• Work required:
Scan the data below. Pull out each line where "name" occurs.

[Data entries for graphics]

___

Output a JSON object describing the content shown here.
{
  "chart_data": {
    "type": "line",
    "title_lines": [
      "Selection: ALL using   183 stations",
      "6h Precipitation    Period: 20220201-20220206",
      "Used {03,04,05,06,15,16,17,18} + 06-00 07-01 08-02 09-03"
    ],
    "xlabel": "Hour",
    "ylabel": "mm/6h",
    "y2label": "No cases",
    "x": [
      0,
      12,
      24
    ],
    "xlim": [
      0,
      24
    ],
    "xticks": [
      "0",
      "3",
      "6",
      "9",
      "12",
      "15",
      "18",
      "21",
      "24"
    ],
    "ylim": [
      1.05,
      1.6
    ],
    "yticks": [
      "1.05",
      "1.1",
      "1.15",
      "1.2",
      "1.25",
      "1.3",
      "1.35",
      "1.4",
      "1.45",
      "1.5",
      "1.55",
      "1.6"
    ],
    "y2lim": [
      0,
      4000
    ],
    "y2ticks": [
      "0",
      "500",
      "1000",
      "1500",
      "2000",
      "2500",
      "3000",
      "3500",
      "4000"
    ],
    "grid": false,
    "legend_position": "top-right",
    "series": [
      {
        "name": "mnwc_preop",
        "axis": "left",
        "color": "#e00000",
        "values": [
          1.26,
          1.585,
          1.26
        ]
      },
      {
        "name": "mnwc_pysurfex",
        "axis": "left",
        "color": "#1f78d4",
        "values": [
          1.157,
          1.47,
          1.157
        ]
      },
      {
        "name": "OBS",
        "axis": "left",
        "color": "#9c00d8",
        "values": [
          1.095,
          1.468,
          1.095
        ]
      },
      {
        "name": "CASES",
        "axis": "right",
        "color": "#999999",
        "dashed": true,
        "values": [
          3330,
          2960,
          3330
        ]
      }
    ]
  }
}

___

• Expected output:
        "name": "mnwc_preop",
        "name": "mnwc_pysurfex",
        "name": "OBS",
        "name": "CASES",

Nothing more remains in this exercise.